Look through the data below and report how many lines include "كتاب". Only the number should be given.
::: Input records
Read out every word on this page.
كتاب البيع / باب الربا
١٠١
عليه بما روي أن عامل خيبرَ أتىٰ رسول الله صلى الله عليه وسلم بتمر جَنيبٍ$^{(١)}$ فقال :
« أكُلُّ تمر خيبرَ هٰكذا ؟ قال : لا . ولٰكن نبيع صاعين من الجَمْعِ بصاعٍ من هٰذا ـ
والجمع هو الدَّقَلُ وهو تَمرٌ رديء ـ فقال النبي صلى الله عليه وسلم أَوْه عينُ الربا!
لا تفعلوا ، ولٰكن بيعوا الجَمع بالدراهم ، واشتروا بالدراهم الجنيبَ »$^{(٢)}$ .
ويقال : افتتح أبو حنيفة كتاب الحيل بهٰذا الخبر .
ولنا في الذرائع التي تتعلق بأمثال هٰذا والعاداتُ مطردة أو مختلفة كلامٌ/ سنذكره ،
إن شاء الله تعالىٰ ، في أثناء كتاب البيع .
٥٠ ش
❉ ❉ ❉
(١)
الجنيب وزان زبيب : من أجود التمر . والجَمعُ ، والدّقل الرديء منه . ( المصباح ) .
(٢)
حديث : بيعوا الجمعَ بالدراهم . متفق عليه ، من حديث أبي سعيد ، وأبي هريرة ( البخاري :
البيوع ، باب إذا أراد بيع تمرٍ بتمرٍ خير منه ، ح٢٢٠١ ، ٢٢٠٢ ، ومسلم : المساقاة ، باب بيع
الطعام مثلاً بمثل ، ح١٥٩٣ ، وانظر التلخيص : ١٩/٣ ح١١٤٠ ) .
::::::
• **Correct output**:
3